— start Page text —

Dublin-registered but historically Australian building materials supplier James Hardie Industries plc has failed in an attempt to limit, to local subsidiaries, a court action over defective cladding taken by 5 Metlifecare retirement village companies & individual unit owners.
The Supreme Court decision, out today, contains one of the smallest dollar figures in this long-running saga: “The application for leave to appeal is dismissed. The applicants are to pay to the respondents costs of $2500.”
The retirement village companies & unit owners alleged the cladding products were defective and sought damages over associated weathertightness problems against 7 James Hardie companies – 4 operating companies (Studorp Ltd, James Hardie NZ Ltd, James Hardie Australia Pty Ltd & James Hardie Research Pty Ltd) & 3 holding companies.
The holding companies are the ultimate group parent, James Hardie Industries plc, RCI Holdings Pty Ltd (Studorp’s immediate parent) & James Hardie NZ Holdings Ltd (James Hardie NZ Ltd’s immediate parent).

— end Page text —
— start Given information —

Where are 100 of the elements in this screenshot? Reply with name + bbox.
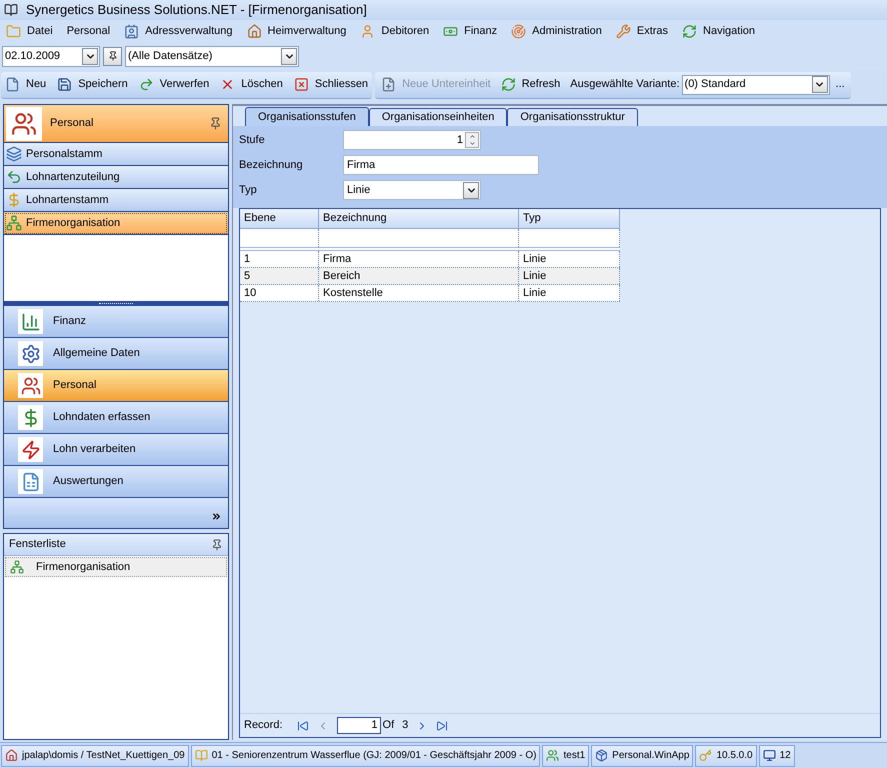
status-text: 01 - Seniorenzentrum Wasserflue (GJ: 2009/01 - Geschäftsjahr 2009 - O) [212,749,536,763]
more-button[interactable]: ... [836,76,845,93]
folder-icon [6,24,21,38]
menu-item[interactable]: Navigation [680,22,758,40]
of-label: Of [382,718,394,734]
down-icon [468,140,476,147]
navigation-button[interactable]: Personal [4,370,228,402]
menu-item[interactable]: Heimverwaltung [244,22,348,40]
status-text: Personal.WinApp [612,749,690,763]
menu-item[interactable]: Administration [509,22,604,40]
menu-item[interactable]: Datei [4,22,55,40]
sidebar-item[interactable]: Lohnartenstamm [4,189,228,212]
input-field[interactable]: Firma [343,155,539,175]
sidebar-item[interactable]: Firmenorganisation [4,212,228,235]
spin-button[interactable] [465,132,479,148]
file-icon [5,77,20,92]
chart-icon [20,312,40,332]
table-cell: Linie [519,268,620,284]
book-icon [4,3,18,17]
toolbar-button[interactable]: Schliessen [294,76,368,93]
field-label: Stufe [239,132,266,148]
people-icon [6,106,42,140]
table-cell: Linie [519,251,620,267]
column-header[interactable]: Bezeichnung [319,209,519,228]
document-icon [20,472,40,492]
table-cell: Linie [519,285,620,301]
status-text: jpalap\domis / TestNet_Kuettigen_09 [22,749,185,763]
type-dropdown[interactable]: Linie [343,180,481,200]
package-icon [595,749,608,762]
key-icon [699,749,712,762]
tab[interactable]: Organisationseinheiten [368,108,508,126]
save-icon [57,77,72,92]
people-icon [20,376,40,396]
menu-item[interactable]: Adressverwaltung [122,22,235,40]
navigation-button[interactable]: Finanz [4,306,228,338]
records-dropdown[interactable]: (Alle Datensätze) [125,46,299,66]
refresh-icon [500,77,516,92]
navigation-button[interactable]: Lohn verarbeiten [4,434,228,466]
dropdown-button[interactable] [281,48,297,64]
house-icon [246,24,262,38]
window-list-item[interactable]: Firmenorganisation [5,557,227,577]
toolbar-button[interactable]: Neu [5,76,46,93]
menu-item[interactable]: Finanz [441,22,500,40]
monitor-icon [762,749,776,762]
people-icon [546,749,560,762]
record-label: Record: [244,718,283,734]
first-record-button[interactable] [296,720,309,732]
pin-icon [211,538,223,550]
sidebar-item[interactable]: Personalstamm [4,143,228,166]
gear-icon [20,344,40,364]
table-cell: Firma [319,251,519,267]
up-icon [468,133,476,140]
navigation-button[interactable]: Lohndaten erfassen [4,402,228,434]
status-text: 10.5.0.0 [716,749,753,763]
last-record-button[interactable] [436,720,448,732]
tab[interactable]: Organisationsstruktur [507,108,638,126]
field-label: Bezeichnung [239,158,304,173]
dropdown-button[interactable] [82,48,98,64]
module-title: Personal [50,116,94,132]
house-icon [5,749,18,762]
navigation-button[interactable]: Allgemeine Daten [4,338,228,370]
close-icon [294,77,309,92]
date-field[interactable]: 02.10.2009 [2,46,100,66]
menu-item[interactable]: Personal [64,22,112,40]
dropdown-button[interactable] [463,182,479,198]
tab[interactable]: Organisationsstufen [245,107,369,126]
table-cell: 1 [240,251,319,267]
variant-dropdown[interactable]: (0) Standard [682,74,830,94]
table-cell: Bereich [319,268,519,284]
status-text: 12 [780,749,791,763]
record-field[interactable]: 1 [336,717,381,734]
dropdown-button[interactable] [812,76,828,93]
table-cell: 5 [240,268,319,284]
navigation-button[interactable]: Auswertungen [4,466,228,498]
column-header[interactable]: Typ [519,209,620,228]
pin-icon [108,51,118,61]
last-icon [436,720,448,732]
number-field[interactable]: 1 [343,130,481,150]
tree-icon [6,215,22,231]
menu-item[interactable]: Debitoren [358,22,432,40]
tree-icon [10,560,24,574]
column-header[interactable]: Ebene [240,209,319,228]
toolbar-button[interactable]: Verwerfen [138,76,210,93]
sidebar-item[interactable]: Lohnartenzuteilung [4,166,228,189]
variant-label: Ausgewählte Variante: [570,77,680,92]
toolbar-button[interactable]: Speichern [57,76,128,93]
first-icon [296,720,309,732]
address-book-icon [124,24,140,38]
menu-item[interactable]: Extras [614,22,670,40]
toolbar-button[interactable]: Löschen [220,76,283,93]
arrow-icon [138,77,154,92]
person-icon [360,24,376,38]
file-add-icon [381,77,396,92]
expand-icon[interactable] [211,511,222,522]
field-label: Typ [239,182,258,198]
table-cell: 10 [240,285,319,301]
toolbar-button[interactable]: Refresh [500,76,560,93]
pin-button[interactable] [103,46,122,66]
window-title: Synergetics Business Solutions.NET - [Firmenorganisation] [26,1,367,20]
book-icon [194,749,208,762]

— end Given information —
— start Given information —

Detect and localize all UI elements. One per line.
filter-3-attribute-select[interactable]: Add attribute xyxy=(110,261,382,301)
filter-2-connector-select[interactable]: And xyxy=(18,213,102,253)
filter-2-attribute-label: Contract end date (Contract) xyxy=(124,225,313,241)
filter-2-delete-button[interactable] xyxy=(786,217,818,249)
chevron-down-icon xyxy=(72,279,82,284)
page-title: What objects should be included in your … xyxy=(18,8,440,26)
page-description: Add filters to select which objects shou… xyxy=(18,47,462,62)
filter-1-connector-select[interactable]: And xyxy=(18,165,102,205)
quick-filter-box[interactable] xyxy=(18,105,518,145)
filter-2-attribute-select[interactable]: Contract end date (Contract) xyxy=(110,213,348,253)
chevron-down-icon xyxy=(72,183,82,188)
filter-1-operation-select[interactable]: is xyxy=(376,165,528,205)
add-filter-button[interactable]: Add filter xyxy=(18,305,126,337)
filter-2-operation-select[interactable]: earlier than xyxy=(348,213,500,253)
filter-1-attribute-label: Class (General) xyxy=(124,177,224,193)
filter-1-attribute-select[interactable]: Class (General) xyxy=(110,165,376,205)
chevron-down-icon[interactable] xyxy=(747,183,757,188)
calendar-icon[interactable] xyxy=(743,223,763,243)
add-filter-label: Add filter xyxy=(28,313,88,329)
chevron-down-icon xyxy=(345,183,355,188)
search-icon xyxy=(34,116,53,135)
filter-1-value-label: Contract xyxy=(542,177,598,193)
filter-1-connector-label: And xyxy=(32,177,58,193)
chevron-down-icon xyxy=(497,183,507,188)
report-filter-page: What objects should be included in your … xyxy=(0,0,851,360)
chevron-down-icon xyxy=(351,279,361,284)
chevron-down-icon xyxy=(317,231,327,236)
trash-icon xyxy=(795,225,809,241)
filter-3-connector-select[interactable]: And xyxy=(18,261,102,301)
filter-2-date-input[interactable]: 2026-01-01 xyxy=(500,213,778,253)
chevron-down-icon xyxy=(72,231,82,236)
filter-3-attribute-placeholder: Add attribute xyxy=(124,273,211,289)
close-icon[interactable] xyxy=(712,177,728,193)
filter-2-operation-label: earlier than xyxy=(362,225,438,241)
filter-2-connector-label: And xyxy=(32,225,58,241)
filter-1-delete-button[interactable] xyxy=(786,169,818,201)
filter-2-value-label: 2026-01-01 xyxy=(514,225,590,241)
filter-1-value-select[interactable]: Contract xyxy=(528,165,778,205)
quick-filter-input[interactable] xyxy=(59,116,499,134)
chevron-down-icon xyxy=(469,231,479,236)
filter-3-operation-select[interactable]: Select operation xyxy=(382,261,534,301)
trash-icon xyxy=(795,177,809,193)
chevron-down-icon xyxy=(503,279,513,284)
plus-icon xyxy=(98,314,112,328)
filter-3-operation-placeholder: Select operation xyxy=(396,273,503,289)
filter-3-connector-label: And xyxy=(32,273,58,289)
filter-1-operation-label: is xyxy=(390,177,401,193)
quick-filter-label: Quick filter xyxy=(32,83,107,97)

— end Given information —
— start Given information —

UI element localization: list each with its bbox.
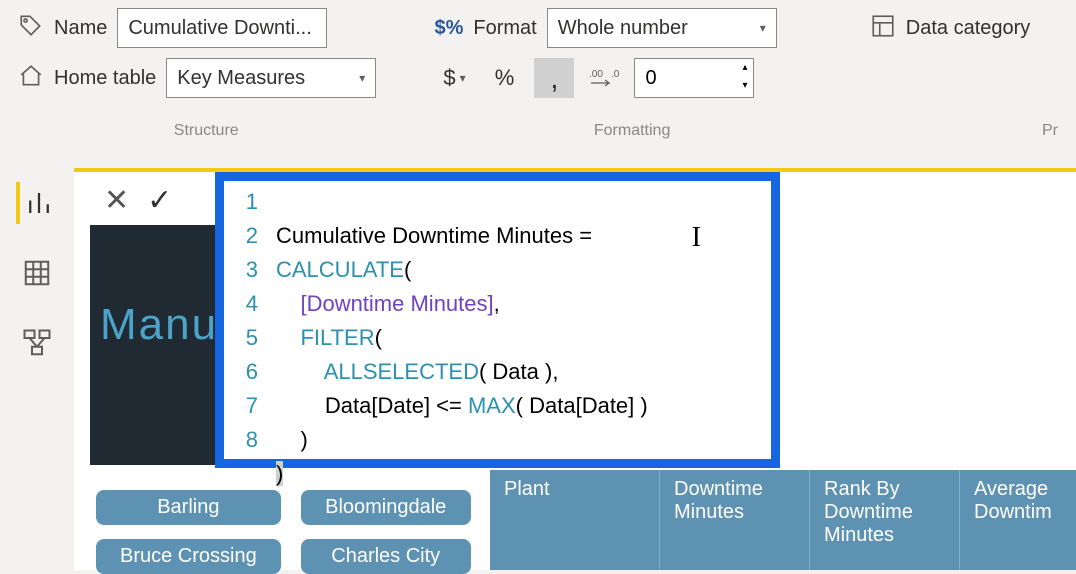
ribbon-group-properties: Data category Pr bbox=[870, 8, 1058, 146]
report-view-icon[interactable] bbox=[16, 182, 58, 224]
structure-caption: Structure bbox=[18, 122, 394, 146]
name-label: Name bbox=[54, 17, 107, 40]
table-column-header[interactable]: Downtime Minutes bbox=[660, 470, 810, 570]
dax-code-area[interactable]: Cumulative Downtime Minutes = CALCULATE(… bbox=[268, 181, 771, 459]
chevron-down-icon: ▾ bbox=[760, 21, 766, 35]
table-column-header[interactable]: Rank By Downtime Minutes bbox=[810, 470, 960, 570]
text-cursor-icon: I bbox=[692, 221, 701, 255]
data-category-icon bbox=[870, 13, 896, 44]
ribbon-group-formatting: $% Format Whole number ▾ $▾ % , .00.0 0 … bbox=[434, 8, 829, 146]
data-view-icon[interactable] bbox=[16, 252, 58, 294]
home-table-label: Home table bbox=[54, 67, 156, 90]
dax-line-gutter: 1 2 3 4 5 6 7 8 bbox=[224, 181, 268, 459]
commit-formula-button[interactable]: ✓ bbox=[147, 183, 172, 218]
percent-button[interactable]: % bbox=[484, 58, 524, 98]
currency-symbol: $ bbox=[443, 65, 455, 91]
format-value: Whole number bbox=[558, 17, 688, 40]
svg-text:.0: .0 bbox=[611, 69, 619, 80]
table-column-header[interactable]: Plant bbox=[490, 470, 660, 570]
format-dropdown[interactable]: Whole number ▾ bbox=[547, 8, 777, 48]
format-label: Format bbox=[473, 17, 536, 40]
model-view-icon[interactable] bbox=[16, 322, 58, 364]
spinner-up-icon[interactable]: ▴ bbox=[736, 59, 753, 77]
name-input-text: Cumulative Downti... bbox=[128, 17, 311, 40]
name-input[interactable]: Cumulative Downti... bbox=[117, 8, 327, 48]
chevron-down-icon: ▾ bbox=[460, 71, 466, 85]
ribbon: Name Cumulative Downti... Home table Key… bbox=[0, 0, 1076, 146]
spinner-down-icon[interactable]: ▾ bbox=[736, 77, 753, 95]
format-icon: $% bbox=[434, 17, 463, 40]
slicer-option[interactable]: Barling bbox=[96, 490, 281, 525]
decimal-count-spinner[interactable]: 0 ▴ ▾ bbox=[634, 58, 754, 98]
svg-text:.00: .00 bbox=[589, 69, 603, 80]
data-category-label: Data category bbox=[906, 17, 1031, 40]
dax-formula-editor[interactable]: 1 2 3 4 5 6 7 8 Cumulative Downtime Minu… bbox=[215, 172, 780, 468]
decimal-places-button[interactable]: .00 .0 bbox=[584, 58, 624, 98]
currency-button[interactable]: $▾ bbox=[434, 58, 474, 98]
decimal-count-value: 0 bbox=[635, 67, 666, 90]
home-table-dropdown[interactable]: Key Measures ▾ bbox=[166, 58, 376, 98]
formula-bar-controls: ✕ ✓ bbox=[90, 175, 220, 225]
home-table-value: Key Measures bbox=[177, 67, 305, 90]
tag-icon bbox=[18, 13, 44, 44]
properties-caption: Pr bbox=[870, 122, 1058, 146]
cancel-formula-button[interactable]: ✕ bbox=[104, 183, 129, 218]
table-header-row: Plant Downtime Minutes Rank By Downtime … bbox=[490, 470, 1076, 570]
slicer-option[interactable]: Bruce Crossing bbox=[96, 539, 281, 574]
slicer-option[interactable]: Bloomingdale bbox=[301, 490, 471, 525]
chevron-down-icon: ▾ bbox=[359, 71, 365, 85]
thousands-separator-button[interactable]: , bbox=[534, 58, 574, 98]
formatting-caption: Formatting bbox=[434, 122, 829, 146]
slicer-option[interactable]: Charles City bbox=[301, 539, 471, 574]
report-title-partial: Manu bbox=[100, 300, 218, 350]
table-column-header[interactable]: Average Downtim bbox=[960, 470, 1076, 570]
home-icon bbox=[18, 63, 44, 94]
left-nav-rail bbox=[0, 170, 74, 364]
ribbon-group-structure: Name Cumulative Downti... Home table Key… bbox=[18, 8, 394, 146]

— end Given information —

▶ _Short task 1_:
Can you reproduce the passage of the cladding lawsuit article from "The Supreme Court" to "Ltd’s immediate parent)."?
▶ _Short task 2_:
Can you transcribe the lines of the first listing from the line with "status-text: 01 - Seniorenzentrum" to the line with "menu-item[interactable]: Heimverwaltung [244,22,348,40]", both included?

▶ _Problem solution 1_:
The Supreme Court decision, out today, contains one of the smallest dollar figures in this long-running saga: “The application for leave to appeal is dismissed. The applicants are to pay to the respondents costs of $2500.”
The retirement village companies & unit owners alleged the cladding products were defective and sought damages over associated weathertightness problems against 7 James Hardie companies – 4 operating companies (Studorp Ltd, James Hardie NZ Ltd, James Hardie Australia Pty Ltd & James Hardie Research Pty Ltd) & 3 holding companies.
The holding companies are the ultimate group parent, James Hardie Industries plc, RCI Holdings Pty Ltd (Studorp’s immediate parent) & James Hardie NZ Holdings Ltd (James Hardie NZ Ltd’s immediate parent).

▶ _Problem solution 2_:
status-text: 01 - Seniorenzentrum Wasserflue (GJ: 2009/01 - Geschäftsjahr 2009 - O) [212,749,536,763]
more-button[interactable]: ... [836,76,845,93]
folder-icon [6,24,21,38]
menu-item[interactable]: Navigation [680,22,758,40]
of-label: Of [382,718,394,734]
down-icon [468,140,476,147]
navigation-button[interactable]: Personal [4,370,228,402]
menu-item[interactable]: Heimverwaltung [244,22,348,40]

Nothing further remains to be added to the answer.